* [TASK TO COMPLETE] Retype the listing that follows, exactly as written.

★ ★ ★ ★ ★ ★ ★

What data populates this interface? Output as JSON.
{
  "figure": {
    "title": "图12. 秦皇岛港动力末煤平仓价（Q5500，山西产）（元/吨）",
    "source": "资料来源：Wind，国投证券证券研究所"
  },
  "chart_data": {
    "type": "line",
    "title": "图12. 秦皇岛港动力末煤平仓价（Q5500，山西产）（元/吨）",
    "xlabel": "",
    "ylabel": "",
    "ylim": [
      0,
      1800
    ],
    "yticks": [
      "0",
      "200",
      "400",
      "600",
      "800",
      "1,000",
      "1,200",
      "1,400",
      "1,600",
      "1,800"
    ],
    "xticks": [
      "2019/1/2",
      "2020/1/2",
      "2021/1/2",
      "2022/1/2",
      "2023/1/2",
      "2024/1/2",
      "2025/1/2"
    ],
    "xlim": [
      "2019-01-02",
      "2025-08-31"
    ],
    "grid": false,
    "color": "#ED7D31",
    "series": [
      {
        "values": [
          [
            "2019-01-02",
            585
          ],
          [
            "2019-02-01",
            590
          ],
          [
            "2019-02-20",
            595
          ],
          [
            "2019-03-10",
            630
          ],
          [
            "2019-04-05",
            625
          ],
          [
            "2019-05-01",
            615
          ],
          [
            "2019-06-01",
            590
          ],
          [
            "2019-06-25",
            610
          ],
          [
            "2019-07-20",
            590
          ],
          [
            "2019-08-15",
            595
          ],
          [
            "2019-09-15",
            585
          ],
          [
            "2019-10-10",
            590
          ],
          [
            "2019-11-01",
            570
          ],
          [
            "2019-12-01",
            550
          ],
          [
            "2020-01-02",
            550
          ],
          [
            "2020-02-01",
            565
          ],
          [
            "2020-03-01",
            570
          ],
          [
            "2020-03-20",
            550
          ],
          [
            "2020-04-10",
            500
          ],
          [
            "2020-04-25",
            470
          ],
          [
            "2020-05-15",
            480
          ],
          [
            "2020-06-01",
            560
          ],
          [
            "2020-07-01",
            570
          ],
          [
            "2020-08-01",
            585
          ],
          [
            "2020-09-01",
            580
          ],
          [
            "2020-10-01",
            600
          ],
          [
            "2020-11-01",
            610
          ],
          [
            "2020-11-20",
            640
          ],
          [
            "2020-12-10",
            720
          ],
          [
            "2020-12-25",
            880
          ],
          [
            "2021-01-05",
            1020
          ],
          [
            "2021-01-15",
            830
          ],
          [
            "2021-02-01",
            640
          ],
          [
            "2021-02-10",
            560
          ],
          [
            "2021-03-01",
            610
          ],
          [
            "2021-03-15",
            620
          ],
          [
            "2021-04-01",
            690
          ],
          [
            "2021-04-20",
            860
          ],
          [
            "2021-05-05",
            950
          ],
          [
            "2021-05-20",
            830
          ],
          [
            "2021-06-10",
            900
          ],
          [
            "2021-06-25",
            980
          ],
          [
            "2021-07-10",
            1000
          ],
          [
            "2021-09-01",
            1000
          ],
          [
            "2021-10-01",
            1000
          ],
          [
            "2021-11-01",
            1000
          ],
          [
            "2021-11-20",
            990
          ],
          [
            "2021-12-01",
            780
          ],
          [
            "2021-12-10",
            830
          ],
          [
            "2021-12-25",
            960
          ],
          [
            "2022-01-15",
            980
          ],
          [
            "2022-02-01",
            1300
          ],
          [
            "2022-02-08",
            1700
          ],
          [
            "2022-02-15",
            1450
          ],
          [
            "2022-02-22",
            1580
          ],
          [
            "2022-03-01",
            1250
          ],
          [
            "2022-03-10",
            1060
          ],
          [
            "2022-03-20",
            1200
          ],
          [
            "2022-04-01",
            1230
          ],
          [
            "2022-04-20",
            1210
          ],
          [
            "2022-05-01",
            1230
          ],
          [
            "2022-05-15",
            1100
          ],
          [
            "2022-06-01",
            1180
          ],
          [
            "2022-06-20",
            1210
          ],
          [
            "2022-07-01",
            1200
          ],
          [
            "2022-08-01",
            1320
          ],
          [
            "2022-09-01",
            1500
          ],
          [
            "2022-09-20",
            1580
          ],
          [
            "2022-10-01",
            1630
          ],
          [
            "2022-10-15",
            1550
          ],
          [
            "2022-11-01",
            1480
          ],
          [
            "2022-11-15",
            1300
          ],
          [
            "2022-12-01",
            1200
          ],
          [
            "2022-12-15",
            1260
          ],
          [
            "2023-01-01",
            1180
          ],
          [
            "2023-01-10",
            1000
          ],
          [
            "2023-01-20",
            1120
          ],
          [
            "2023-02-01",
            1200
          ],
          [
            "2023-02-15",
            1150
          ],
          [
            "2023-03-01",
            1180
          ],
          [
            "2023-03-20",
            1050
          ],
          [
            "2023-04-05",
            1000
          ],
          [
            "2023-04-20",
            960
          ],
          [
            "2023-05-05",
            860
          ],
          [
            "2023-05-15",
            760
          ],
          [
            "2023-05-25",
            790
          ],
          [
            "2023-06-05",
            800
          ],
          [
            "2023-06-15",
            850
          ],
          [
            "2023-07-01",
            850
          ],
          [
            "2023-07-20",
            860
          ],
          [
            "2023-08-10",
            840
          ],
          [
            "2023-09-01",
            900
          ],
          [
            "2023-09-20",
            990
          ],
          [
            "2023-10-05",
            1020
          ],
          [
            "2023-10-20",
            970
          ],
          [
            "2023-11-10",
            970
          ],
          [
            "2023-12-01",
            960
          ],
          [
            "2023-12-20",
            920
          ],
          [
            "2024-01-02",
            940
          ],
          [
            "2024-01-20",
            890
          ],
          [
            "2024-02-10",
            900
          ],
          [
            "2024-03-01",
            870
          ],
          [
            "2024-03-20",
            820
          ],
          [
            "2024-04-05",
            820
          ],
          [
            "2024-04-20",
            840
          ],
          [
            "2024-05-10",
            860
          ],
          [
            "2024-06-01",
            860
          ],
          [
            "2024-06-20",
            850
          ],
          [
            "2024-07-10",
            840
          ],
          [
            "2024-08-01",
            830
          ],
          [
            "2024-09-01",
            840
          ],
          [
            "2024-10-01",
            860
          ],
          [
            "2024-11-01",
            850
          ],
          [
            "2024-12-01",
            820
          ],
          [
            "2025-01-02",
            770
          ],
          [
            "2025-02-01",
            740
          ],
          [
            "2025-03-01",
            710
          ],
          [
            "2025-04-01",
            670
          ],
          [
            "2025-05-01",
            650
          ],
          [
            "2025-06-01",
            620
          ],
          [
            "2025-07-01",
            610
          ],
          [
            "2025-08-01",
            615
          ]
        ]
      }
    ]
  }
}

★ ★ ★ ★ ★ ★ ★

* [EXERCISE RESULT]
What data populates this interface? Output as JSON.
{
  "figure": {
    "title": "图12. 秦皇岛港动力末煤平仓价（Q5500，山西产）（元/吨）",
    "source": "资料来源：Wind，国投证券证券研究所"
  },
  "chart_data": {
    "type": "line",
    "title": "图12. 秦皇岛港动力末煤平仓价（Q5500，山西产）（元/吨）",
    "xlabel": "",
    "ylabel": "",
    "ylim": [
      0,
      1800
    ],
    "yticks": [
      "0",
      "200",
      "400",
      "600",
      "800",
      "1,000",
      "1,200",
      "1,400",
      "1,600",
      "1,800"
    ],
    "xticks": [
      "2019/1/2",
      "2020/1/2",
      "2021/1/2",
      "2022/1/2",
      "2023/1/2",
      "2024/1/2",
      "2025/1/2"
    ],
    "xlim": [
      "2019-01-02",
      "2025-08-31"
    ],
    "grid": false,
    "color": "#ED7D31",
    "series": [
      {
        "values": [
          [
            "2019-01-02",
            585
          ],
          [
            "2019-02-01",
            590
          ],
          [
            "2019-02-20",
            595
          ],
          [
            "2019-03-10",
            630
          ],
          [
            "2019-04-05",
            625
          ],
          [
            "2019-05-01",
            615
          ],
          [
            "2019-06-01",
            590
          ],
          [
            "2019-06-25",
            610
          ],
          [
            "2019-07-20",
            590
          ],
          [
            "2019-08-15",
            595
          ],
          [
            "2019-09-15",
            585
          ],
          [
            "2019-10-10",
            590
          ],
          [
            "2019-11-01",
            570
          ],
          [
            "2019-12-01",
            550
          ],
          [
            "2020-01-02",
            550
          ],
          [
            "2020-02-01",
            565
          ],
          [
            "2020-03-01",
            570
          ],
          [
            "2020-03-20",
            550
          ],
          [
            "2020-04-10",
            500
          ],
          [
            "2020-04-25",
            470
          ],
          [
            "2020-05-15",
            480
          ],
          [
            "2020-06-01",
            560
          ],
          [
            "2020-07-01",
            570
          ],
          [
            "2020-08-01",
            585
          ],
          [
            "2020-09-01",
            580
          ],
          [
            "2020-10-01",
            600
          ],
          [
            "2020-11-01",
            610
          ],
          [
            "2020-11-20",
            640
          ],
          [
            "2020-12-10",
            720
          ],
          [
            "2020-12-25",
            880
          ],
          [
            "2021-01-05",
            1020
          ],
          [
            "2021-01-15",
            830
          ],
          [
            "2021-02-01",
            640
          ],
          [
            "2021-02-10",
            560
          ],
          [
            "2021-03-01",
            610
          ],
          [
            "2021-03-15",
            620
          ],
          [
            "2021-04-01",
            690
          ],
          [
            "2021-04-20",
            860
          ],
          [
            "2021-05-05",
            950
          ],
          [
            "2021-05-20",
            830
          ],
          [
            "2021-06-10",
            900
          ],
          [
            "2021-06-25",
            980
          ],
          [
            "2021-07-10",
            1000
          ],
          [
            "2021-09-01",
            1000
          ],
          [
            "2021-10-01",
            1000
          ],
          [
            "2021-11-01",
            1000
          ],
          [
            "2021-11-20",
            990
          ],
          [
            "2021-12-01",
            780
          ],
          [
            "2021-12-10",
            830
          ],
          [
            "2021-12-25",
            960
          ],
          [
            "2022-01-15",
            980
          ],
          [
            "2022-02-01",
            1300
          ],
          [
            "2022-02-08",
            1700
          ],
          [
            "2022-02-15",
            1450
          ],
          [
            "2022-02-22",
            1580
          ],
          [
            "2022-03-01",
            1250
          ],
          [
            "2022-03-10",
            1060
          ],
          [
            "2022-03-20",
            1200
          ],
          [
            "2022-04-01",
            1230
          ],
          [
            "2022-04-20",
            1210
          ],
          [
            "2022-05-01",
            1230
          ],
          [
            "2022-05-15",
            1100
          ],
          [
            "2022-06-01",
            1180
          ],
          [
            "2022-06-20",
            1210
          ],
          [
            "2022-07-01",
            1200
          ],
          [
            "2022-08-01",
            1320
          ],
          [
            "2022-09-01",
            1500
          ],
          [
            "2022-09-20",
            1580
          ],
          [
            "2022-10-01",
            1630
          ],
          [
            "2022-10-15",
            1550
          ],
          [
            "2022-11-01",
            1480
          ],
          [
            "2022-11-15",
            1300
          ],
          [
            "2022-12-01",
            1200
          ],
          [
            "2022-12-15",
            1260
          ],
          [
            "2023-01-01",
            1180
          ],
          [
            "2023-01-10",
            1000
          ],
          [
            "2023-01-20",
            1120
          ],
          [
            "2023-02-01",
            1200
          ],
          [
            "2023-02-15",
            1150
          ],
          [
            "2023-03-01",
            1180
          ],
          [
            "2023-03-20",
            1050
          ],
          [
            "2023-04-05",
            1000
          ],
          [
            "2023-04-20",
            960
          ],
          [
            "2023-05-05",
            860
          ],
          [
            "2023-05-15",
            760
          ],
          [
            "2023-05-25",
            790
          ],
          [
            "2023-06-05",
            800
          ],
          [
            "2023-06-15",
            850
          ],
          [
            "2023-07-01",
            850
          ],
          [
            "2023-07-20",
            860
          ],
          [
            "2023-08-10",
            840
          ],
          [
            "2023-09-01",
            900
          ],
          [
            "2023-09-20",
            990
          ],
          [
            "2023-10-05",
            1020
          ],
          [
            "2023-10-20",
            970
          ],
          [
            "2023-11-10",
            970
          ],
          [
            "2023-12-01",
            960
          ],
          [
            "2023-12-20",
            920
          ],
          [
            "2024-01-02",
            940
          ],
          [
            "2024-01-20",
            890
          ],
          [
            "2024-02-10",
            900
          ],
          [
            "2024-03-01",
            870
          ],
          [
            "2024-03-20",
            820
          ],
          [
            "2024-04-05",
            820
          ],
          [
            "2024-04-20",
            840
          ],
          [
            "2024-05-10",
            860
          ],
          [
            "2024-06-01",
            860
          ],
          [
            "2024-06-20",
            850
          ],
          [
            "2024-07-10",
            840
          ],
          [
            "2024-08-01",
            830
          ],
          [
            "2024-09-01",
            840
          ],
          [
            "2024-10-01",
            860
          ],
          [
            "2024-11-01",
            850
          ],
          [
            "2024-12-01",
            820
          ],
          [
            "2025-01-02",
            770
          ],
          [
            "2025-02-01",
            740
          ],
          [
            "2025-03-01",
            710
          ],
          [
            "2025-04-01",
            670
          ],
          [
            "2025-05-01",
            650
          ],
          [
            "2025-06-01",
            620
          ],
          [
            "2025-07-01",
            610
          ],
          [
            "2025-08-01",
            615
          ]
        ]
      }
    ]
  }
}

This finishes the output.